• Given task:
From the entries below, tally how many lines contain "baseline" and report only that figure.

• Data excerpts:
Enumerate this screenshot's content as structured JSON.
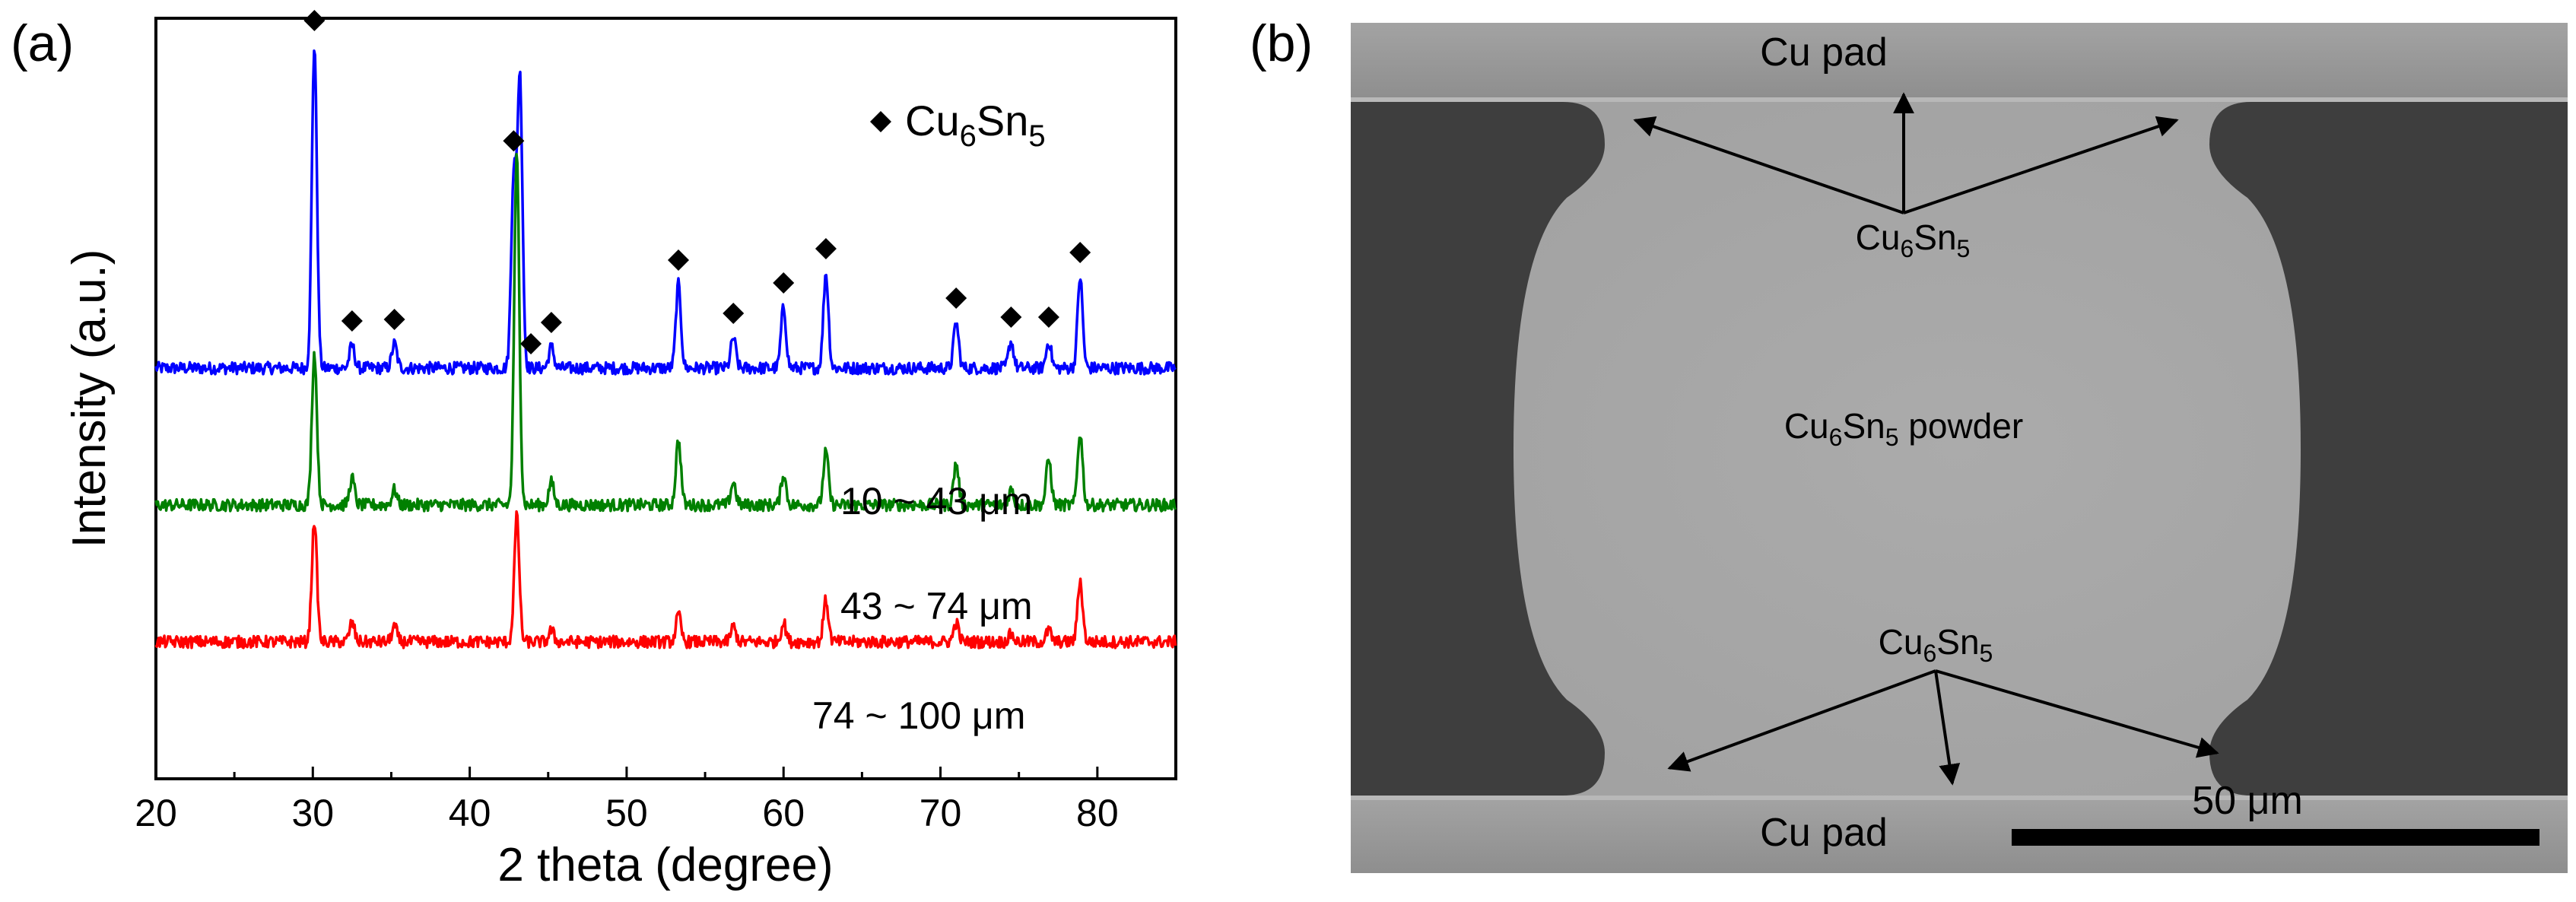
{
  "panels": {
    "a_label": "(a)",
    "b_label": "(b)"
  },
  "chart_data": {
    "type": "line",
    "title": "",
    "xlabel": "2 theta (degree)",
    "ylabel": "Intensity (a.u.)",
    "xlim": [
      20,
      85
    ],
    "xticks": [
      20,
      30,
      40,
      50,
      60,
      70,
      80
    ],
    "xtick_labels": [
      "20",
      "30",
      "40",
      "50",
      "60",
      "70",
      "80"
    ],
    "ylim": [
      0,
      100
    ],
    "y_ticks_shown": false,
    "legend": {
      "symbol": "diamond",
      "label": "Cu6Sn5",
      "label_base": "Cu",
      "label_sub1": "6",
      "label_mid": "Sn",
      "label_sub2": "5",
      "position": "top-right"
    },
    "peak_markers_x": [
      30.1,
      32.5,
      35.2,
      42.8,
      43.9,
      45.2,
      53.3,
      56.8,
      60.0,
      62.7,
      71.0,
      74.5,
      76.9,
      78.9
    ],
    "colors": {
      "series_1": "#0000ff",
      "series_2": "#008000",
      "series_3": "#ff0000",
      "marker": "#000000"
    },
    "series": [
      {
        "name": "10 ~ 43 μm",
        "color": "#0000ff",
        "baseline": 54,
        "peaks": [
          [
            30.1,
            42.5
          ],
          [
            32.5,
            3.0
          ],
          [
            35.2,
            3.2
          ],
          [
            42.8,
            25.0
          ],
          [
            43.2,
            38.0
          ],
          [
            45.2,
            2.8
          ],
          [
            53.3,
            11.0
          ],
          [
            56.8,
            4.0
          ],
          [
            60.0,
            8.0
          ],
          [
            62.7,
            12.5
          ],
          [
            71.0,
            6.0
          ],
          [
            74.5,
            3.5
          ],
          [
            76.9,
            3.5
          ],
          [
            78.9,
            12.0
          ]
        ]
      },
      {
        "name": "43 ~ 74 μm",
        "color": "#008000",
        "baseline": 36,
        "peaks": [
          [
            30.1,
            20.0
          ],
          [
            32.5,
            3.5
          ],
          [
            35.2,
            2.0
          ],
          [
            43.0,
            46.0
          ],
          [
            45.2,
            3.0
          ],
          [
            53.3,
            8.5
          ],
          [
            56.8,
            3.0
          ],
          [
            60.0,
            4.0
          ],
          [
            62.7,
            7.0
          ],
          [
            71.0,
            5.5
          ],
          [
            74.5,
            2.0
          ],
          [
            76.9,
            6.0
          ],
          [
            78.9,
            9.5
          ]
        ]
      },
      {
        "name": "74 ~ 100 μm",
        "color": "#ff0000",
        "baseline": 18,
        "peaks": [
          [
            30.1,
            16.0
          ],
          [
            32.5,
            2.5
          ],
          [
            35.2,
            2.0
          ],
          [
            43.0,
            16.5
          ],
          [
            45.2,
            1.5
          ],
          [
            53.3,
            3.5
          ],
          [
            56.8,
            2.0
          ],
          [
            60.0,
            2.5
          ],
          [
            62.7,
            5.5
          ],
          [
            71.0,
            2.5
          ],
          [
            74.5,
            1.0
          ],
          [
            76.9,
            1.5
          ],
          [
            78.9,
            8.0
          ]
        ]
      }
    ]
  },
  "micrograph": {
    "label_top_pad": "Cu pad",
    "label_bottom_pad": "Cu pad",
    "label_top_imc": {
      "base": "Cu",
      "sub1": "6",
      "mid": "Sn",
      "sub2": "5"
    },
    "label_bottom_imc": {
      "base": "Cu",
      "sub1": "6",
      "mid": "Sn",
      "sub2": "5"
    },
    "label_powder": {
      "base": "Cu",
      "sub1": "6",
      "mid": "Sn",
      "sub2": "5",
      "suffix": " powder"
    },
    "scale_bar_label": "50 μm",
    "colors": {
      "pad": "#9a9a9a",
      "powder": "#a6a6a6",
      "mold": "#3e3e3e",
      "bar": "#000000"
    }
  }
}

--

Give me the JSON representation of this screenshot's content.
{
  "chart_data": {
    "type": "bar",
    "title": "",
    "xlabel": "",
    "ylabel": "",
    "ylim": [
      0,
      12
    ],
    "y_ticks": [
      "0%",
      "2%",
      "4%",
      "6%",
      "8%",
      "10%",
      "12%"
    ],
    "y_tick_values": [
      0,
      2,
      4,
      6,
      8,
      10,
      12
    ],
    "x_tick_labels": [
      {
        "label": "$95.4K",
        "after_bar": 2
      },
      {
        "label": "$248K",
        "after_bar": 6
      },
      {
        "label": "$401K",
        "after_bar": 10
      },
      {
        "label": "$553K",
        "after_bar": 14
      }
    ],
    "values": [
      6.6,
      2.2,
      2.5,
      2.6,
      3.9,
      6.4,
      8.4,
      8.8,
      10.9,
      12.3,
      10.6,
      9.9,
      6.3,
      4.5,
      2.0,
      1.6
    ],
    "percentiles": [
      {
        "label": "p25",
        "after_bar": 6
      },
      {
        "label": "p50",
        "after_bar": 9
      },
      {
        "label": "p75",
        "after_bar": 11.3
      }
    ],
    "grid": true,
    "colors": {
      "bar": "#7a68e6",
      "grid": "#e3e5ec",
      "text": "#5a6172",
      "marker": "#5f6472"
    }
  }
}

==

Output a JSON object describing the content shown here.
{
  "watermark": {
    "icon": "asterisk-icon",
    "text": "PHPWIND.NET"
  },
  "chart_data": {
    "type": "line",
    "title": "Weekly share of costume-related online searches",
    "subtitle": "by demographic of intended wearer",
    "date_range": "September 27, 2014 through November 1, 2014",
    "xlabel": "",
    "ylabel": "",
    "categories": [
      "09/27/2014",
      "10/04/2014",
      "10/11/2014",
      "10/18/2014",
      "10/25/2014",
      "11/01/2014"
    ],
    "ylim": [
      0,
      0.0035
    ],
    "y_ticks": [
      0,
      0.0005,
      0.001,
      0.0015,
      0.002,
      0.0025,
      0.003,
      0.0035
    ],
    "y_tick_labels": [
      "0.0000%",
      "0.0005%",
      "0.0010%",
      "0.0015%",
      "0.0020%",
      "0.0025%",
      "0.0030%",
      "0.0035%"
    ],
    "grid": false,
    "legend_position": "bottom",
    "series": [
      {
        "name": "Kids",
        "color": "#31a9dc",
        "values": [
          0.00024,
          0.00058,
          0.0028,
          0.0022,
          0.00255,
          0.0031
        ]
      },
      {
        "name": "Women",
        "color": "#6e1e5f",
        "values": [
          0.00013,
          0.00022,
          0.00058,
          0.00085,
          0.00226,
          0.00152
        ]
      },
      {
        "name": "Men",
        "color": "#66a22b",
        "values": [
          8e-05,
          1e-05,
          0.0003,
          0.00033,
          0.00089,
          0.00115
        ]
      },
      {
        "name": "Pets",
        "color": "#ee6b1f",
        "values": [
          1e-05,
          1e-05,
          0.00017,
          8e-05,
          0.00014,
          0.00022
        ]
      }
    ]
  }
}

• Answer to this problem:
3